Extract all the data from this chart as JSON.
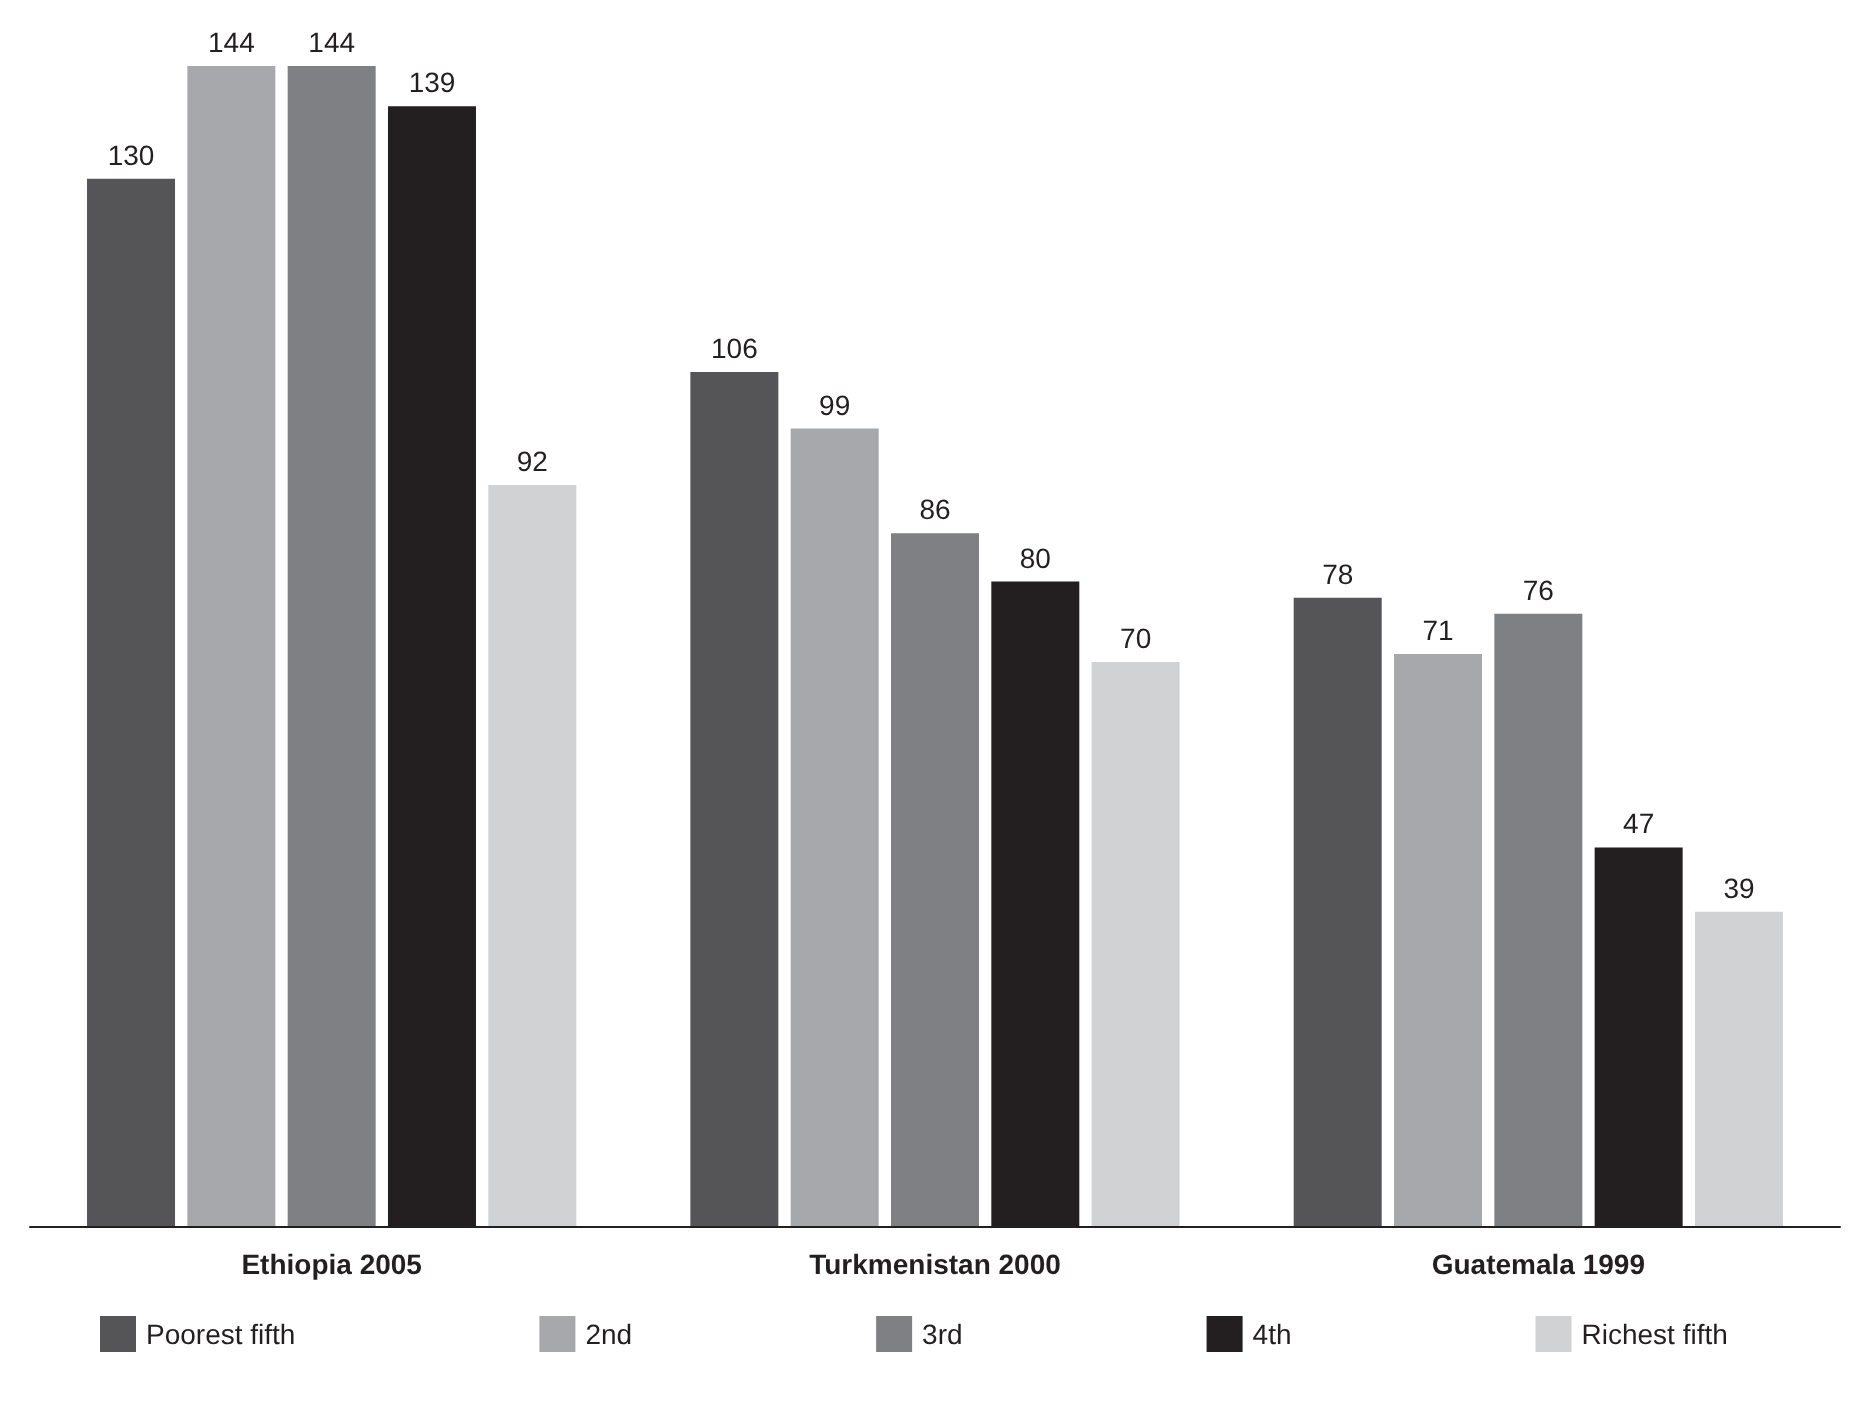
{
  "chart_data": {
    "type": "bar",
    "categories": [
      "Ethiopia 2005",
      "Turkmenistan 2000",
      "Guatemala 1999"
    ],
    "series": [
      {
        "name": "Poorest fifth",
        "color": "#555557",
        "values": [
          130,
          106,
          78
        ]
      },
      {
        "name": "2nd",
        "color": "#a7a8ab",
        "values": [
          144,
          99,
          71
        ]
      },
      {
        "name": "3rd",
        "color": "#7f8083",
        "values": [
          144,
          86,
          76
        ]
      },
      {
        "name": "4th",
        "color": "#231f20",
        "values": [
          139,
          80,
          47
        ]
      },
      {
        "name": "Richest fifth",
        "color": "#d1d2d4",
        "values": [
          92,
          70,
          39
        ]
      }
    ],
    "data_labels": true,
    "legend": "bottom",
    "grid": false,
    "tick_labels": "x"
  }
}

■ ■ ■ ■ ■

> **What you are asked to do**: Return all lines containing the word "name".

> **Written solution**:
        "name": "Poorest fifth",
        "name": "2nd",
        "name": "3rd",
        "name": "4th",
        "name": "Richest fifth",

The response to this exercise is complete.